**Problem to work on**
Wherever the word "only" appears in the entries, copy the whole line.

**Figure contents as structured data**
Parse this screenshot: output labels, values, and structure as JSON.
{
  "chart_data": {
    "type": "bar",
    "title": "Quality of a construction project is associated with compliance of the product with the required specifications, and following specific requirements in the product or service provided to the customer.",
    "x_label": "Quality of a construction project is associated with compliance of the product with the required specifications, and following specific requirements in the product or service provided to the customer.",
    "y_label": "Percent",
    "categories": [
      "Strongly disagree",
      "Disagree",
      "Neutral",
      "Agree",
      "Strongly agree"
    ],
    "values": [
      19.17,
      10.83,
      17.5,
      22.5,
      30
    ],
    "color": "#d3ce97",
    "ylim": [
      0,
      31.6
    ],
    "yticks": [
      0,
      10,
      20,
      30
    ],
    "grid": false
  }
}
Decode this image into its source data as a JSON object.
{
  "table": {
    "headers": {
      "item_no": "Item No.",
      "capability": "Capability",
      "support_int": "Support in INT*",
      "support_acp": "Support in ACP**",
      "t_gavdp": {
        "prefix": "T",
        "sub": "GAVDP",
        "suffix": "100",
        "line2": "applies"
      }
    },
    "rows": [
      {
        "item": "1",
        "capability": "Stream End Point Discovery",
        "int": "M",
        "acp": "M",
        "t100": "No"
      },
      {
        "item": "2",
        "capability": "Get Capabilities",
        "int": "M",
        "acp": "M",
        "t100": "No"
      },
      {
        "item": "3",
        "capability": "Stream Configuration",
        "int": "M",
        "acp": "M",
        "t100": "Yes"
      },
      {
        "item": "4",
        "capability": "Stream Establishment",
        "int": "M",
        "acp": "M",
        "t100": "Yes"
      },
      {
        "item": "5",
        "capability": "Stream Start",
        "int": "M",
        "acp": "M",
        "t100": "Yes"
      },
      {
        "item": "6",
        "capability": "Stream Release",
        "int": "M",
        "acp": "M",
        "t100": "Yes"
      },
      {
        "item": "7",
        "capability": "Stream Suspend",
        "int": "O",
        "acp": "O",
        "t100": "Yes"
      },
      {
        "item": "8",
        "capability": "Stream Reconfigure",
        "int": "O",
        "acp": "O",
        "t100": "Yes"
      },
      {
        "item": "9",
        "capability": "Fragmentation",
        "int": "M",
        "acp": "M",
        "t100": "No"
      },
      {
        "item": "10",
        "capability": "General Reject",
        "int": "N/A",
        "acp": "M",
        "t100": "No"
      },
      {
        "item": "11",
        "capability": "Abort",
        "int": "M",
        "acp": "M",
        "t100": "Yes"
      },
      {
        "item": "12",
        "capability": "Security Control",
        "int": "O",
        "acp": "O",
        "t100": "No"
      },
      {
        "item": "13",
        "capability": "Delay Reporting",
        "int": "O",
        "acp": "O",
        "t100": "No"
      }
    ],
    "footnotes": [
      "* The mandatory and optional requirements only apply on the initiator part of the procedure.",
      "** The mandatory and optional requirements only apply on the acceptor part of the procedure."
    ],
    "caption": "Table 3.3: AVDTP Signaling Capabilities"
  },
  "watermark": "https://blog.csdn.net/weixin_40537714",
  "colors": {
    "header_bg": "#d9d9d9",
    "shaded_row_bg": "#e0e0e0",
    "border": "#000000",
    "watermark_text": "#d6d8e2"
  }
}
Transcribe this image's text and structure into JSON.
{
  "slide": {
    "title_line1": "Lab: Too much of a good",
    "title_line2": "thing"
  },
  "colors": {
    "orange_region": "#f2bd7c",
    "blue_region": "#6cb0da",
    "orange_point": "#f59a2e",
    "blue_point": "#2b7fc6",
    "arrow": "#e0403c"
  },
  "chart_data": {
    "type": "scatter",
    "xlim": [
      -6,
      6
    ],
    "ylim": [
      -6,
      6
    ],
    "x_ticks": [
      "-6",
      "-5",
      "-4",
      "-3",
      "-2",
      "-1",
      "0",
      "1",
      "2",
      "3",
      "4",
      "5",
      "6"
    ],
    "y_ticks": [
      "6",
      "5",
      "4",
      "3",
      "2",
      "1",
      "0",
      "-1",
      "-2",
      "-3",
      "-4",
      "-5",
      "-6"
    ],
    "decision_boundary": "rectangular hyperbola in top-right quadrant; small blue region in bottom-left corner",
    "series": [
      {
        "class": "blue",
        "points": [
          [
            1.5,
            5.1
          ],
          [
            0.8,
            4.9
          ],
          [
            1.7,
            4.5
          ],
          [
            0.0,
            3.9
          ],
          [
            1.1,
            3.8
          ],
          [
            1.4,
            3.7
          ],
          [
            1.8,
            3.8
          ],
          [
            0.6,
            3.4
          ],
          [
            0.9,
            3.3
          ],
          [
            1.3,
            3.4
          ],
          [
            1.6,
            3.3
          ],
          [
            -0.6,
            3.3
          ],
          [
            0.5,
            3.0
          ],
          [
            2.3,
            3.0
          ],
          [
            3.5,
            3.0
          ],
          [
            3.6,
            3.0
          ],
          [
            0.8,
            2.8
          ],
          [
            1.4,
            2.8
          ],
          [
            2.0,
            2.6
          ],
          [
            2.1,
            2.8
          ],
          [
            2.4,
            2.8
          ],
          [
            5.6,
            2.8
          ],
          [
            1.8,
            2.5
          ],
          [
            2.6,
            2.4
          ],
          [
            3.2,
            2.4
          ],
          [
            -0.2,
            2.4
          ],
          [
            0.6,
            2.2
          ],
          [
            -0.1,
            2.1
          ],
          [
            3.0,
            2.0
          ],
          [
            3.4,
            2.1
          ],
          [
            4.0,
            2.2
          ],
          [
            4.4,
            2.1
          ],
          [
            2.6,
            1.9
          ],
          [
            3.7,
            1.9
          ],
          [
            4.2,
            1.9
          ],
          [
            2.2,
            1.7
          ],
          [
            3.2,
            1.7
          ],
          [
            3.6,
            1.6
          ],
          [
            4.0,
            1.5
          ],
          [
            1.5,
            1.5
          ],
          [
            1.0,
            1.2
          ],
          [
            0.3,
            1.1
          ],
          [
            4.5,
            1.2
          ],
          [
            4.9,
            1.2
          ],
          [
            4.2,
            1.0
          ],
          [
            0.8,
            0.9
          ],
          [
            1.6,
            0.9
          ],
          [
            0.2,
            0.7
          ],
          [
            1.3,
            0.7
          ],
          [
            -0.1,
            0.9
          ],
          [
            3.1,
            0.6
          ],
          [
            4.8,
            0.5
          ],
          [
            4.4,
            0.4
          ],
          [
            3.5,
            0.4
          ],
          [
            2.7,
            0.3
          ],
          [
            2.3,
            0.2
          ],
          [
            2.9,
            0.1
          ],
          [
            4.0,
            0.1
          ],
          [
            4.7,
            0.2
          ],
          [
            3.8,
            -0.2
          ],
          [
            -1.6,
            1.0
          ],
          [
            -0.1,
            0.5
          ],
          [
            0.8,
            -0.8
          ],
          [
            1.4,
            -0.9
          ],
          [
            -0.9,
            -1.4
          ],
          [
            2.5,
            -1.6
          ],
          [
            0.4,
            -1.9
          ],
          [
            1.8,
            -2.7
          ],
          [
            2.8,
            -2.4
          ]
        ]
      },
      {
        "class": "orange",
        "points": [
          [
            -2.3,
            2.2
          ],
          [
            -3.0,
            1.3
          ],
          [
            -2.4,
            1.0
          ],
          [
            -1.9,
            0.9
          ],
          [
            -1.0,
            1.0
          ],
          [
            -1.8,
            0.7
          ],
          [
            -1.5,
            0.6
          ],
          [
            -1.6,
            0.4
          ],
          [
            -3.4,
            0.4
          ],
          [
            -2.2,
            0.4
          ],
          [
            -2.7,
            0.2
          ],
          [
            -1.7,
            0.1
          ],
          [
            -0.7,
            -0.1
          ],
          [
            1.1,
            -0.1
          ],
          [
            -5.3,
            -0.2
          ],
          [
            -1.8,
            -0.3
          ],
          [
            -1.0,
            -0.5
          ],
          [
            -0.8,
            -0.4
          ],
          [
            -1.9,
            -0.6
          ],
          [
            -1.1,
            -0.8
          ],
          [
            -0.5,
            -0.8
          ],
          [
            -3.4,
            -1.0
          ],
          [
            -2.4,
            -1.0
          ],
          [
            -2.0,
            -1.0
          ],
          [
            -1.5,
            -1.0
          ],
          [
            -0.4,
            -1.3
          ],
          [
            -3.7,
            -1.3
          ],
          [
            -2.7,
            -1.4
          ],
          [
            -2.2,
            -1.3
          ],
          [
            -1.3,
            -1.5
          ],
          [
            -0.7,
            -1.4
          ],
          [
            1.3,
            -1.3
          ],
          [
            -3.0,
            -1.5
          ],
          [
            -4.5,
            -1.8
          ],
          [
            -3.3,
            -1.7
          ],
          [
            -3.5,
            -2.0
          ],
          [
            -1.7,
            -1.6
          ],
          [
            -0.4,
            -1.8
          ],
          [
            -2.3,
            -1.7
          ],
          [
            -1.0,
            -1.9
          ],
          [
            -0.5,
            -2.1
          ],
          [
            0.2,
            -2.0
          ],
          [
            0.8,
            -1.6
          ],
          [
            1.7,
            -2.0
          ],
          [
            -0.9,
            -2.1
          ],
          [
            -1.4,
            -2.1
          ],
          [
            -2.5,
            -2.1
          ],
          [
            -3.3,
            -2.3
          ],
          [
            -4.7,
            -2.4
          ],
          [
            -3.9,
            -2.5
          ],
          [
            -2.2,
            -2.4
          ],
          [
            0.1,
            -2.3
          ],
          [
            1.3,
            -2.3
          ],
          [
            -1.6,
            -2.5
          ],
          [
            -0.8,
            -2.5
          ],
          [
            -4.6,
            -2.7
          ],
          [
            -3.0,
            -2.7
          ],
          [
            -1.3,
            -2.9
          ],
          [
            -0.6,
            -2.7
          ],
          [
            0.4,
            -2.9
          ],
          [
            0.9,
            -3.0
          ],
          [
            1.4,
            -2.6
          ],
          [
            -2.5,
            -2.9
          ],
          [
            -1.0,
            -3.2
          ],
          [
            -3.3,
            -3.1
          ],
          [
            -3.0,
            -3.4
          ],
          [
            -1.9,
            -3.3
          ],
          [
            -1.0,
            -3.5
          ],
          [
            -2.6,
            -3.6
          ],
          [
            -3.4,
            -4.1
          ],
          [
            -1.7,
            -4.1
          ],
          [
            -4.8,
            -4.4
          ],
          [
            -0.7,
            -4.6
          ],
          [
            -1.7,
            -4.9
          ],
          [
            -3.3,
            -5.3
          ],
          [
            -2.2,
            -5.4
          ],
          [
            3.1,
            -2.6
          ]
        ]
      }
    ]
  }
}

**Output of the exercise**
      "* The mandatory and optional requirements only apply on the initiator part of the procedure.",
      "** The mandatory and optional requirements only apply on the acceptor part of the procedure."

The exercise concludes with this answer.